● Record excerpts
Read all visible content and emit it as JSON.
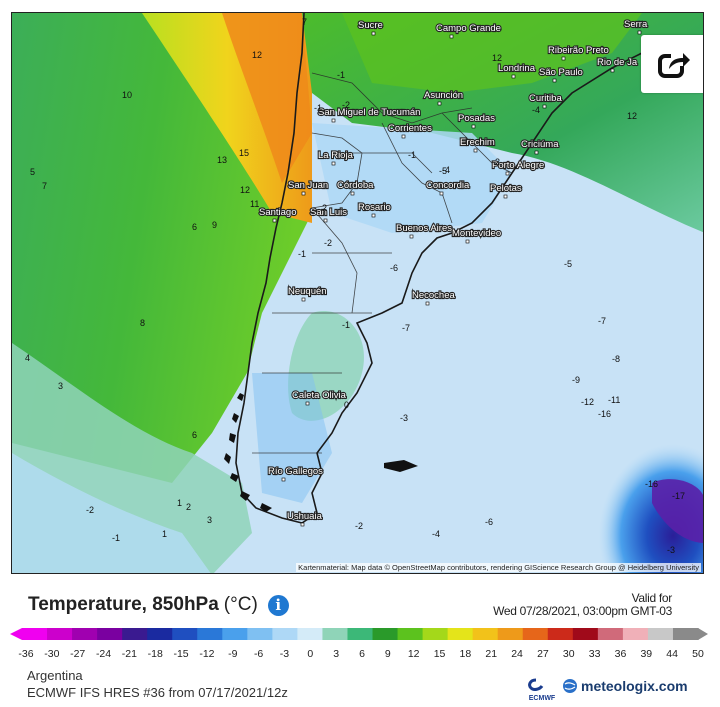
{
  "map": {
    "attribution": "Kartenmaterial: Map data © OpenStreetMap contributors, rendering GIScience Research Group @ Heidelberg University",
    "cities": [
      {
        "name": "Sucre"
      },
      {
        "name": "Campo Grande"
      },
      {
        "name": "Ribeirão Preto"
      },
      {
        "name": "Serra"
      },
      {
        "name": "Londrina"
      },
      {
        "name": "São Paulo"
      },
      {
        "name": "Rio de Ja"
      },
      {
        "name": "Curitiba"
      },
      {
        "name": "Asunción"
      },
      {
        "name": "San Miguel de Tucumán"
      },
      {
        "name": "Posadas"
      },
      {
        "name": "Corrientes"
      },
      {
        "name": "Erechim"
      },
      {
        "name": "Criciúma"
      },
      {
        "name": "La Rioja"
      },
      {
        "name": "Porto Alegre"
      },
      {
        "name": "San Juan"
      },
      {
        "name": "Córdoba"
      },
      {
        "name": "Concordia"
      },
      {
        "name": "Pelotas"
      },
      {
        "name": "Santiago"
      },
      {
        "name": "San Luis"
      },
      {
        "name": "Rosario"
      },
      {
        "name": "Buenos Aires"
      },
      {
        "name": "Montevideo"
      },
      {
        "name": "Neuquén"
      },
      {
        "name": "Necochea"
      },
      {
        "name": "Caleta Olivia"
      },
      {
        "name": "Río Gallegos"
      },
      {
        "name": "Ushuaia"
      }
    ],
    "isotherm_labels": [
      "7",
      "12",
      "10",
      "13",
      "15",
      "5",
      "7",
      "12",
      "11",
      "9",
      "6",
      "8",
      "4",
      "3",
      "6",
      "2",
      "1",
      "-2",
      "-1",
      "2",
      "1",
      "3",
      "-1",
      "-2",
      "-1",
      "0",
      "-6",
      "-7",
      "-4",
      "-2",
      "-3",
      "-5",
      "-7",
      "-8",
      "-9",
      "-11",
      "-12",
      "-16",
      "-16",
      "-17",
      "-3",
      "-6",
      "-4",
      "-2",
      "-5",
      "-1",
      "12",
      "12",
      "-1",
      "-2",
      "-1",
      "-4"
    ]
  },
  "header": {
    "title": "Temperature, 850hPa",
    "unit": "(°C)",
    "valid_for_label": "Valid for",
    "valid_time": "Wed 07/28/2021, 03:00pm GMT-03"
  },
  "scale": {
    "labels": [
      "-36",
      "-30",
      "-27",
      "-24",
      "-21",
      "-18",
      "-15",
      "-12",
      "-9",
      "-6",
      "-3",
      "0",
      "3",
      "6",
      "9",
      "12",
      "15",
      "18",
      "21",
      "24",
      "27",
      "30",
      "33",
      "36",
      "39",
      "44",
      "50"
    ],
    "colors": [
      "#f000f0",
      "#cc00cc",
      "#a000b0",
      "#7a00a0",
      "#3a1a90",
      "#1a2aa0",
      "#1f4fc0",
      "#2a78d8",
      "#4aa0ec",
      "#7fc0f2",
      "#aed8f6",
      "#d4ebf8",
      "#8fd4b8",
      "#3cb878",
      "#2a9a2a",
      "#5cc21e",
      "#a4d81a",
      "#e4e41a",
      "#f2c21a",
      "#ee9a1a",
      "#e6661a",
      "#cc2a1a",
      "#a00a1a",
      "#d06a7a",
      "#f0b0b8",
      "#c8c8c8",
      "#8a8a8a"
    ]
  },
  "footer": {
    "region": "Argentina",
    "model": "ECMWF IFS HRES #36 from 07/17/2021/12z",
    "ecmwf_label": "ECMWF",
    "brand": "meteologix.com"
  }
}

● Your objective
Show all lines above holding "ECMWF".

● Solution to the problem
    "model": "ECMWF IFS HRES #36 from 07/17/2021/12z",
    "ecmwf_label": "ECMWF",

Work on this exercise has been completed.